═════ ENTRIES SHOWN ═════

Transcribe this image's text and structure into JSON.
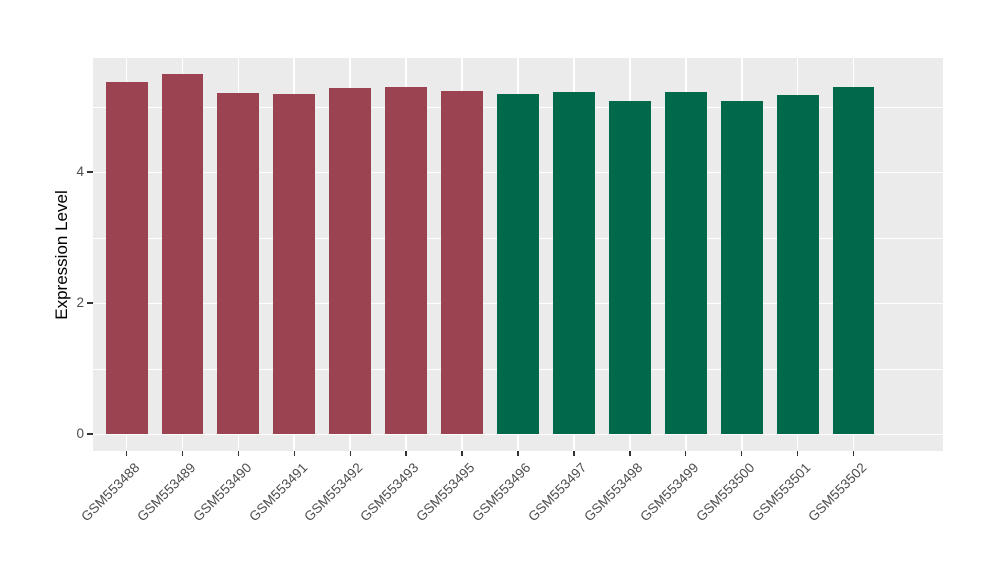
{
  "chart_data": {
    "type": "bar",
    "title": "",
    "xlabel": "",
    "ylabel": "Expression Level",
    "categories": [
      "GSM553488",
      "GSM553489",
      "GSM553490",
      "GSM553491",
      "GSM553492",
      "GSM553493",
      "GSM553495",
      "GSM553496",
      "GSM553497",
      "GSM553498",
      "GSM553499",
      "GSM553500",
      "GSM553501",
      "GSM553502"
    ],
    "values": [
      5.37,
      5.5,
      5.2,
      5.19,
      5.28,
      5.3,
      5.24,
      5.19,
      5.22,
      5.09,
      5.22,
      5.08,
      5.17,
      5.3
    ],
    "bar_colors": [
      "#9B4350",
      "#9B4350",
      "#9B4350",
      "#9B4350",
      "#9B4350",
      "#9B4350",
      "#9B4350",
      "#00694B",
      "#00694B",
      "#00694B",
      "#00694B",
      "#00694B",
      "#00694B",
      "#00694B"
    ],
    "group_colors": {
      "group1": "#9B4350",
      "group2": "#00694B"
    },
    "y_ticks": [
      "0",
      "2",
      "4"
    ],
    "y_tick_values": [
      0,
      2,
      4
    ],
    "y_minor_values": [
      1,
      3,
      5
    ],
    "ylim": [
      -0.29,
      5.75
    ],
    "legend": "none",
    "grid": true,
    "panel_background": "#EBEBEB",
    "grid_color": "#FFFFFF",
    "x_label_rotation_deg": 45
  }
}
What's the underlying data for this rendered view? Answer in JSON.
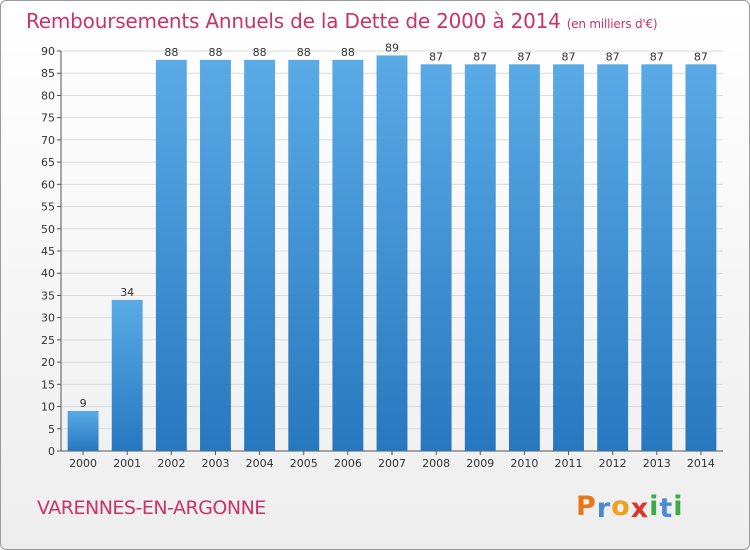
{
  "header": {
    "title": "Remboursements Annuels de la Dette de 2000 à 2014",
    "subtitle": "(en milliers d'€)"
  },
  "footer": {
    "commune": "VARENNES-EN-ARGONNE"
  },
  "logo": {
    "letters": [
      "P",
      "r",
      "o",
      "x",
      "i",
      "t",
      "i"
    ],
    "colors": [
      "#e8761b",
      "#4a8ad6",
      "#f0a020",
      "#d8392b",
      "#3caa4a",
      "#4a8ad6",
      "#3caa4a"
    ]
  },
  "chart_data": {
    "type": "bar",
    "title": "Remboursements Annuels de la Dette de 2000 à 2014",
    "subtitle": "(en milliers d'€)",
    "categories": [
      "2000",
      "2001",
      "2002",
      "2003",
      "2004",
      "2005",
      "2006",
      "2007",
      "2008",
      "2009",
      "2010",
      "2011",
      "2012",
      "2013",
      "2014"
    ],
    "values": [
      9,
      34,
      88,
      88,
      88,
      88,
      88,
      89,
      87,
      87,
      87,
      87,
      87,
      87,
      87
    ],
    "ylim": [
      0,
      90
    ],
    "yticks": [
      0,
      5,
      10,
      15,
      20,
      25,
      30,
      35,
      40,
      45,
      50,
      55,
      60,
      65,
      70,
      75,
      80,
      85,
      90
    ],
    "xlabel": "",
    "ylabel": "",
    "grid": true,
    "colors": {
      "bar_light": "#5aaae6",
      "bar_dark": "#2778bf",
      "grid": "#dcdcdc",
      "axis": "#555555"
    }
  }
}
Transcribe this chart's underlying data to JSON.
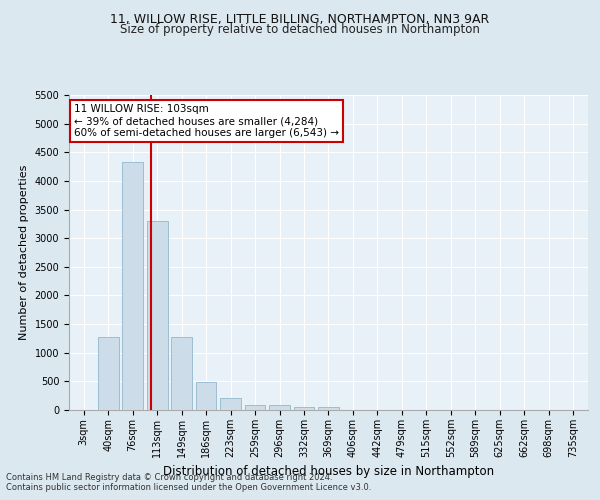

═════

All of the entries above should be copied exactly, except for the pictures.

ANSWER FOR THIS EXERCISE:
Transcribe this image's text and structure into JSON.
{
  "chart_data": {
    "type": "bar",
    "title": "",
    "xlabel": "",
    "ylabel": "Expression Level",
    "categories": [
      "GSM553488",
      "GSM553489",
      "GSM553490",
      "GSM553491",
      "GSM553492",
      "GSM553493",
      "GSM553495",
      "GSM553496",
      "GSM553497",
      "GSM553498",
      "GSM553499",
      "GSM553500",
      "GSM553501",
      "GSM553502"
    ],
    "values": [
      5.37,
      5.5,
      5.2,
      5.19,
      5.28,
      5.3,
      5.24,
      5.19,
      5.22,
      5.09,
      5.22,
      5.08,
      5.17,
      5.3
    ],
    "bar_colors": [
      "#9B4350",
      "#9B4350",
      "#9B4350",
      "#9B4350",
      "#9B4350",
      "#9B4350",
      "#9B4350",
      "#00694B",
      "#00694B",
      "#00694B",
      "#00694B",
      "#00694B",
      "#00694B",
      "#00694B"
    ],
    "group_colors": {
      "group1": "#9B4350",
      "group2": "#00694B"
    },
    "y_ticks": [
      "0",
      "2",
      "4"
    ],
    "y_tick_values": [
      0,
      2,
      4
    ],
    "y_minor_values": [
      1,
      3,
      5
    ],
    "ylim": [
      -0.29,
      5.75
    ],
    "legend": "none",
    "grid": true,
    "panel_background": "#EBEBEB",
    "grid_color": "#FFFFFF",
    "x_label_rotation_deg": 45
  }
}
What's the underlying data for this rendered view? Answer in JSON.
{
  "header": {
    "title": "Remboursements Annuels de la Dette de 2000 à 2014",
    "subtitle": "(en milliers d'€)"
  },
  "footer": {
    "commune": "VARENNES-EN-ARGONNE"
  },
  "logo": {
    "letters": [
      "P",
      "r",
      "o",
      "x",
      "i",
      "t",
      "i"
    ],
    "colors": [
      "#e8761b",
      "#4a8ad6",
      "#f0a020",
      "#d8392b",
      "#3caa4a",
      "#4a8ad6",
      "#3caa4a"
    ]
  },
  "chart_data": {
    "type": "bar",
    "title": "Remboursements Annuels de la Dette de 2000 à 2014",
    "subtitle": "(en milliers d'€)",
    "categories": [
      "2000",
      "2001",
      "2002",
      "2003",
      "2004",
      "2005",
      "2006",
      "2007",
      "2008",
      "2009",
      "2010",
      "2011",
      "2012",
      "2013",
      "2014"
    ],
    "values": [
      9,
      34,
      88,
      88,
      88,
      88,
      88,
      89,
      87,
      87,
      87,
      87,
      87,
      87,
      87
    ],
    "ylim": [
      0,
      90
    ],
    "yticks": [
      0,
      5,
      10,
      15,
      20,
      25,
      30,
      35,
      40,
      45,
      50,
      55,
      60,
      65,
      70,
      75,
      80,
      85,
      90
    ],
    "xlabel": "",
    "ylabel": "",
    "grid": true,
    "colors": {
      "bar_light": "#5aaae6",
      "bar_dark": "#2778bf",
      "grid": "#dcdcdc",
      "axis": "#555555"
    }
  }
}
Transcribe this chart's underlying data to JSON.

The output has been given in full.